Task prompt >> Go through the data below and gather each line containing "linkage".

Task input >>
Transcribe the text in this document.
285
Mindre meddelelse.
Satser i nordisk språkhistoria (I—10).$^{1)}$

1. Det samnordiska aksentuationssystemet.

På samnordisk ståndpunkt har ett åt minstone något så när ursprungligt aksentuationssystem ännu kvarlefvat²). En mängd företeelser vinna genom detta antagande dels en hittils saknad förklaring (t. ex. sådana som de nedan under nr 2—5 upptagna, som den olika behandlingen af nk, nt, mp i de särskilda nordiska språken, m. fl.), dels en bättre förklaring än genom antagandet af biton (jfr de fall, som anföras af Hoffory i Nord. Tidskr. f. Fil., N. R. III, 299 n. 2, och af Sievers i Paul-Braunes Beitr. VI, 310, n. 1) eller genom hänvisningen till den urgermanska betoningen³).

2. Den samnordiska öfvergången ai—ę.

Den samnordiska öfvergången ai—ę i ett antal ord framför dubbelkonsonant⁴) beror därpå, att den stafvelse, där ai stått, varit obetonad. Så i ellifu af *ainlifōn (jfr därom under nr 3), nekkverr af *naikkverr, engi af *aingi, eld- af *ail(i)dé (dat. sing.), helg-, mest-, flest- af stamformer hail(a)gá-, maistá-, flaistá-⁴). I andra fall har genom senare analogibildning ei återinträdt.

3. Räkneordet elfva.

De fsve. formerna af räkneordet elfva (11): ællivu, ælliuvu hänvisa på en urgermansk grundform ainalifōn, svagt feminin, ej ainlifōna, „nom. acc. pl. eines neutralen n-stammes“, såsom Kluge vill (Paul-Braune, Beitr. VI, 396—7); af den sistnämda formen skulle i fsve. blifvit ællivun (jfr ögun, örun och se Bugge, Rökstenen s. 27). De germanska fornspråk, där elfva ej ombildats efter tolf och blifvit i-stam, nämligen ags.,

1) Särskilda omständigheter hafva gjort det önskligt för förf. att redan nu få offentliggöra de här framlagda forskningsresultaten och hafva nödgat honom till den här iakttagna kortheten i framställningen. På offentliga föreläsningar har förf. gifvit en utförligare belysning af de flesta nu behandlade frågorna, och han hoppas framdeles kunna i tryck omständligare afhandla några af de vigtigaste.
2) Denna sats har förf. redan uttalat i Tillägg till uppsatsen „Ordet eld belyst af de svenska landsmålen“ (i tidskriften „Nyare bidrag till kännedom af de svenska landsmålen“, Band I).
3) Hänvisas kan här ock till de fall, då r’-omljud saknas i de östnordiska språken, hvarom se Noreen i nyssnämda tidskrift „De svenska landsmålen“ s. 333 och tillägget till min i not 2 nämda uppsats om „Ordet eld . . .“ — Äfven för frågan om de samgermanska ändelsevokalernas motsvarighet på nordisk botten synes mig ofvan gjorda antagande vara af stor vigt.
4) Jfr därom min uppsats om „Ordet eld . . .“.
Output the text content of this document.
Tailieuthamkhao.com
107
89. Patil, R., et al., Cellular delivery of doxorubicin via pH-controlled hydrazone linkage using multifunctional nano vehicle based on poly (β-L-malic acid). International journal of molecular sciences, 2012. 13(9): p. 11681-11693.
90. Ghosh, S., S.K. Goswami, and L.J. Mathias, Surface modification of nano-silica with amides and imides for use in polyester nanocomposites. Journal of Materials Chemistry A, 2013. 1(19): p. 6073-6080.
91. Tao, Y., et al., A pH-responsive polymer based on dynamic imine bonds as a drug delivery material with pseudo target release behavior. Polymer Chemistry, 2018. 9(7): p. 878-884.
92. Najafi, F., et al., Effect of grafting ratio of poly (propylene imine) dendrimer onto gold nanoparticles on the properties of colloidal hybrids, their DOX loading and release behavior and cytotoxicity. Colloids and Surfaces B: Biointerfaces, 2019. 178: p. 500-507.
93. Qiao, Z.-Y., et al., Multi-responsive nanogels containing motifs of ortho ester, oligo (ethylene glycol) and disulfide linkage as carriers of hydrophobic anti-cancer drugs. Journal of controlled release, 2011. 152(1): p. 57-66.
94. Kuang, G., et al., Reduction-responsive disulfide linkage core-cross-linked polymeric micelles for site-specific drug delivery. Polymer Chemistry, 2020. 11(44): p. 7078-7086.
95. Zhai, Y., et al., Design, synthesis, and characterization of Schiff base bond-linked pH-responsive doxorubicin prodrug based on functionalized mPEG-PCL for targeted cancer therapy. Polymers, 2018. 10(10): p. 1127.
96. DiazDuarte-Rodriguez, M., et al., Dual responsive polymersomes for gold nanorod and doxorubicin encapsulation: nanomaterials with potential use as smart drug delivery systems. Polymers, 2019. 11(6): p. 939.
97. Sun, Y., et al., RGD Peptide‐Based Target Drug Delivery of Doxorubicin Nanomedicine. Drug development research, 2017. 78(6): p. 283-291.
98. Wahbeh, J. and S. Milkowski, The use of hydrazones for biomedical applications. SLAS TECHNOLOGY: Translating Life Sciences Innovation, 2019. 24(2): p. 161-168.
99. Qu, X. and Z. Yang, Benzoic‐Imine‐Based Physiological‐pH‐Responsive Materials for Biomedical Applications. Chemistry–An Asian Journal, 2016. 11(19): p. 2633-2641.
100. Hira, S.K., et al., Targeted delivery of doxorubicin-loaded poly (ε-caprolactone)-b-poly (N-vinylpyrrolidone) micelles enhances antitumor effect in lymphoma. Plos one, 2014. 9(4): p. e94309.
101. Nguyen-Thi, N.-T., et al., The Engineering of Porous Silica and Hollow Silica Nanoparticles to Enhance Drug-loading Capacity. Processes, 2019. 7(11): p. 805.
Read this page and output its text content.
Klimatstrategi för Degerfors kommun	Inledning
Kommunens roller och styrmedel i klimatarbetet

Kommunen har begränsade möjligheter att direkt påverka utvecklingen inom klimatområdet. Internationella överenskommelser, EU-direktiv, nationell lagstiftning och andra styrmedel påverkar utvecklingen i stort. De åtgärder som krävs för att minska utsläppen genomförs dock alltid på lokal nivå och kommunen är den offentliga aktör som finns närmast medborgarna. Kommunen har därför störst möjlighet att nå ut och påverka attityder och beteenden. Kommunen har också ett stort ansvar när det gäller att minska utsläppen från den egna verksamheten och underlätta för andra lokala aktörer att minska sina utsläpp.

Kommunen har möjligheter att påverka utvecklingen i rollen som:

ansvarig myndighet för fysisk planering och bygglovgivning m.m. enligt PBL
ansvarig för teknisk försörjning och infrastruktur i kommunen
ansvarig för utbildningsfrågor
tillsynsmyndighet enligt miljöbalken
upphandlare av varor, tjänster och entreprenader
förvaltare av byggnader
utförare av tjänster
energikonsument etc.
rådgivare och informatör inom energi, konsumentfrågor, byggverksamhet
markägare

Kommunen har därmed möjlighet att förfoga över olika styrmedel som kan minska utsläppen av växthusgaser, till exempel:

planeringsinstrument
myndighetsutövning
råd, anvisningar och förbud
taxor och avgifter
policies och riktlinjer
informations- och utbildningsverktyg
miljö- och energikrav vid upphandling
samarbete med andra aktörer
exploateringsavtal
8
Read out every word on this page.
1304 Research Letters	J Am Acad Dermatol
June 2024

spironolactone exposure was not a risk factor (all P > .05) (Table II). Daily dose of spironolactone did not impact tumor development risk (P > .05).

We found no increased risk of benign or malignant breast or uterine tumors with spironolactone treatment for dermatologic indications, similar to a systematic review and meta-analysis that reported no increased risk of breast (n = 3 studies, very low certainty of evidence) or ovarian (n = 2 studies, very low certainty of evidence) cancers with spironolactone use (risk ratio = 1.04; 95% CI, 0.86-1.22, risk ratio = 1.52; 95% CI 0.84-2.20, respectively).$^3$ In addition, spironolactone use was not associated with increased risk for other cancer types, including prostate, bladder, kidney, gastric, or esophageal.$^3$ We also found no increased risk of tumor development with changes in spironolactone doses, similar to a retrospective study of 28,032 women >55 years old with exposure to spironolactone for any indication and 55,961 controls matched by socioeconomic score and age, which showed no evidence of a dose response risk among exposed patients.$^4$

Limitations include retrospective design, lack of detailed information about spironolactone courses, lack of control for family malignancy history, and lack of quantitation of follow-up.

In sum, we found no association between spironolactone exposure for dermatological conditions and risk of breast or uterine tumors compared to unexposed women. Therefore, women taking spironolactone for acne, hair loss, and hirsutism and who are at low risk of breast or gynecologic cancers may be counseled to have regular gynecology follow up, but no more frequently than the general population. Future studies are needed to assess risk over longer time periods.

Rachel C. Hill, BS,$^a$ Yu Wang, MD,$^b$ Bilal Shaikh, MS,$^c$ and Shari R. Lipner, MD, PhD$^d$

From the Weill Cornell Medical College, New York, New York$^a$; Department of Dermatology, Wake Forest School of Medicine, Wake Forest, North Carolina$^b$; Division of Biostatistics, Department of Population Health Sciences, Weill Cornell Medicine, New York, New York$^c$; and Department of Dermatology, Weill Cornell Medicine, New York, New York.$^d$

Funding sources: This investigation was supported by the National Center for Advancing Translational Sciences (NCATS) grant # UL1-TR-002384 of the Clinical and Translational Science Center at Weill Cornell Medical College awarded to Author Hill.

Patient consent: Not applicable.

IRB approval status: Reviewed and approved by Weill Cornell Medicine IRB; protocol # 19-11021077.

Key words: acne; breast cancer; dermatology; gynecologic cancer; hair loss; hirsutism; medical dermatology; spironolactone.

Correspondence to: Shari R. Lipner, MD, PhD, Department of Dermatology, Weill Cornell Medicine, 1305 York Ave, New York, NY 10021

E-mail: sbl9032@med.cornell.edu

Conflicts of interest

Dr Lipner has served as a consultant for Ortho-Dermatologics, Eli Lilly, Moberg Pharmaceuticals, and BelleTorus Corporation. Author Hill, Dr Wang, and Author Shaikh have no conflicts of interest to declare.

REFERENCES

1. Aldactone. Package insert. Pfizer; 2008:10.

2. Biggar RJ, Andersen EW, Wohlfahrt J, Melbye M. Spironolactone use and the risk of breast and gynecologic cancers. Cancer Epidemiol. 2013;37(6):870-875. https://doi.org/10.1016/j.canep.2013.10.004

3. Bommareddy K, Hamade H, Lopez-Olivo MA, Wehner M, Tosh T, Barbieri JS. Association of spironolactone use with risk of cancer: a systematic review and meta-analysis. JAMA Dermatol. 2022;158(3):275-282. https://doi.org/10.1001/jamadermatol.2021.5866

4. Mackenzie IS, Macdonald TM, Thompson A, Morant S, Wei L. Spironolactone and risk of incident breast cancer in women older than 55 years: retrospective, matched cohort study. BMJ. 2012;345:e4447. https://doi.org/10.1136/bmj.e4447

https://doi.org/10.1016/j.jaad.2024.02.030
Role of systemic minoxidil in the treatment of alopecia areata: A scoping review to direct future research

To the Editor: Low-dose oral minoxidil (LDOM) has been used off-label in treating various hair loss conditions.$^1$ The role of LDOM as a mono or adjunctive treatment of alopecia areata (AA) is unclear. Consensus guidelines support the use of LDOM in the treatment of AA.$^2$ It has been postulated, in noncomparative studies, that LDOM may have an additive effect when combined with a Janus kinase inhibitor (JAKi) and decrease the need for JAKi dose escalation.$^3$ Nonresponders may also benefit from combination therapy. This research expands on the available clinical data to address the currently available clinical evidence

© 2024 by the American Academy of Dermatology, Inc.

Answer space >>
89. Patil, R., et al., Cellular delivery of doxorubicin via pH-controlled hydrazone linkage using multifunctional nano vehicle based on poly (β-L-malic acid). International journal of molecular sciences, 2012. 13(9): p. 11681-11693.
93. Qiao, Z.-Y., et al., Multi-responsive nanogels containing motifs of ortho ester, oligo (ethylene glycol) and disulfide linkage as carriers of hydrophobic anti-cancer drugs. Journal of controlled release, 2011. 152(1): p. 57-66.
94. Kuang, G., et al., Reduction-responsive disulfide linkage core-cross-linked polymeric micelles for site-specific drug delivery. Polymer Chemistry, 2020. 11(44): p. 7078-7086.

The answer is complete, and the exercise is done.